WHAT THE TASK ASKS: Transcribe all of the material exactly, except for its pictures.

Stored entries:
--- START ---

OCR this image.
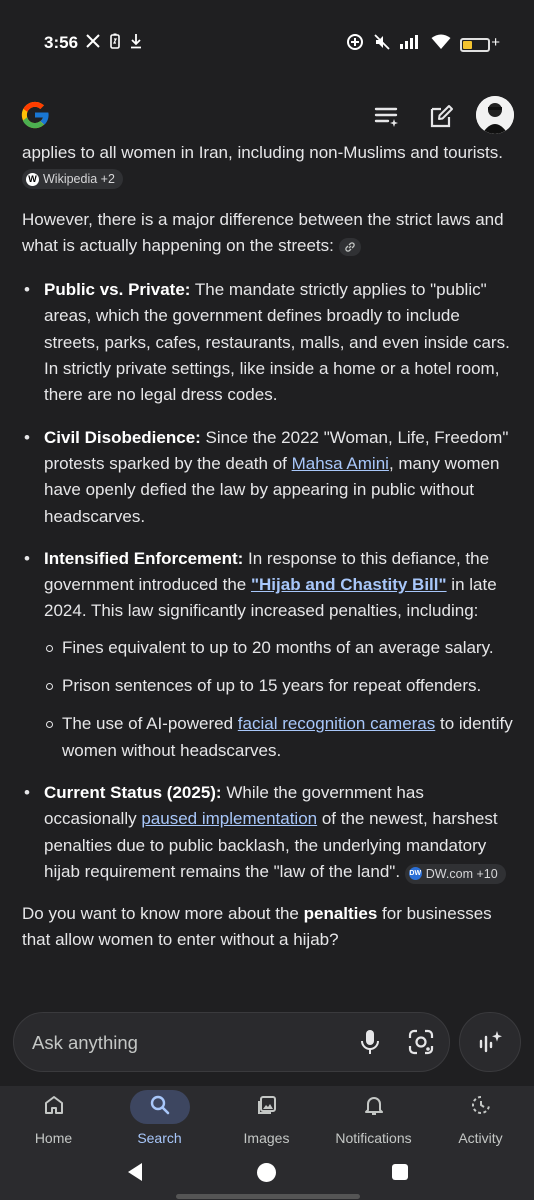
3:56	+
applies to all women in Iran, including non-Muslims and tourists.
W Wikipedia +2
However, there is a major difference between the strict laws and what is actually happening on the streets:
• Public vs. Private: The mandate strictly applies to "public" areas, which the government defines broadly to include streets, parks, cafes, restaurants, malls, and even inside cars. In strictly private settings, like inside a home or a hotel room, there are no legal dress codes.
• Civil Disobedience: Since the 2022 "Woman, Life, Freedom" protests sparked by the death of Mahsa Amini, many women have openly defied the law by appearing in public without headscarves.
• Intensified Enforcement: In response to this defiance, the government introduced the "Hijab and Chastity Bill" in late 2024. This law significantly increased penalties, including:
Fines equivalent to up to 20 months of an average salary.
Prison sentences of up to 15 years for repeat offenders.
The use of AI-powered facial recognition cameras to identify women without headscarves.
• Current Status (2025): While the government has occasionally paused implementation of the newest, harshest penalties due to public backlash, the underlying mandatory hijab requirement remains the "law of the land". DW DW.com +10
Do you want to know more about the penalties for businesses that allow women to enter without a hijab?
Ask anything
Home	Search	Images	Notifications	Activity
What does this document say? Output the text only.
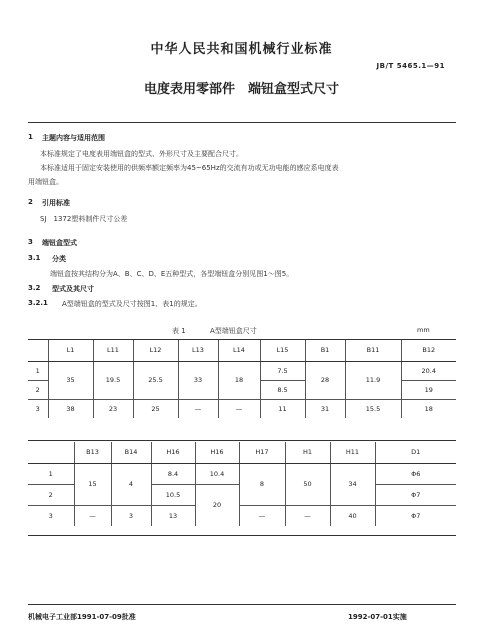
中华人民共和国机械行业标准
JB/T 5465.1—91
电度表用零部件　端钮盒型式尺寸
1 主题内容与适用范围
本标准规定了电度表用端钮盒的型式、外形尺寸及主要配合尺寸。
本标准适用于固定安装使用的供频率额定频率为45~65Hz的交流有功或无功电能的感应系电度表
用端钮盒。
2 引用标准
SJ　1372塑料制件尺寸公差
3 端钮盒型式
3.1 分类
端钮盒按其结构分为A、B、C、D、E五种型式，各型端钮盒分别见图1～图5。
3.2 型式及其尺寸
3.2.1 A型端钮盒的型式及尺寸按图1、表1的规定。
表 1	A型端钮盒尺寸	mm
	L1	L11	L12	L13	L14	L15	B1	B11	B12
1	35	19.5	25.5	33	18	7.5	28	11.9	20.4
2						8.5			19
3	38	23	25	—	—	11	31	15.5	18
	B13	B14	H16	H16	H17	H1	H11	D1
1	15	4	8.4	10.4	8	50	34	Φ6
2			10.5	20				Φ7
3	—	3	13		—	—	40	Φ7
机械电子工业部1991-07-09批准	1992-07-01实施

--- END ---

EXERCISE ANSWER:
OCR this image.
3:56	+
applies to all women in Iran, including non-Muslims and tourists.
W Wikipedia +2
However, there is a major difference between the strict laws and what is actually happening on the streets:
• Public vs. Private: The mandate strictly applies to "public" areas, which the government defines broadly to include streets, parks, cafes, restaurants, malls, and even inside cars. In strictly private settings, like inside a home or a hotel room, there are no legal dress codes.
• Civil Disobedience: Since the 2022 "Woman, Life, Freedom" protests sparked by the death of Mahsa Amini, many women have openly defied the law by appearing in public without headscarves.
• Intensified Enforcement: In response to this defiance, the government introduced the "Hijab and Chastity Bill" in late 2024. This law significantly increased penalties, including:
Fines equivalent to up to 20 months of an average salary.
Prison sentences of up to 15 years for repeat offenders.
The use of AI-powered facial recognition cameras to identify women without headscarves.
• Current Status (2025): While the government has occasionally paused implementation of the newest, harshest penalties due to public backlash, the underlying mandatory hijab requirement remains the "law of the land". DW DW.com +10
Do you want to know more about the penalties for businesses that allow women to enter without a hijab?
Ask anything
Home	Search	Images	Notifications	Activity
What does this document say? Output the text only.
中华人民共和国机械行业标准
JB/T 5465.1—91
电度表用零部件　端钮盒型式尺寸
1 主题内容与适用范围
本标准规定了电度表用端钮盒的型式、外形尺寸及主要配合尺寸。
本标准适用于固定安装使用的供频率额定频率为45~65Hz的交流有功或无功电能的感应系电度表
用端钮盒。
2 引用标准
SJ　1372塑料制件尺寸公差
3 端钮盒型式
3.1 分类
端钮盒按其结构分为A、B、C、D、E五种型式，各型端钮盒分别见图1～图5。
3.2 型式及其尺寸
3.2.1 A型端钮盒的型式及尺寸按图1、表1的规定。
表 1	A型端钮盒尺寸	mm
	L1	L11	L12	L13	L14	L15	B1	B11	B12
1	35	19.5	25.5	33	18	7.5	28	11.9	20.4
2						8.5			19
3	38	23	25	—	—	11	31	15.5	18
	B13	B14	H16	H16	H17	H1	H11	D1
1	15	4	8.4	10.4	8	50	34	Φ6
2			10.5	20				Φ7
3	—	3	13		—	—	40	Φ7
机械电子工业部1991-07-09批准	1992-07-01实施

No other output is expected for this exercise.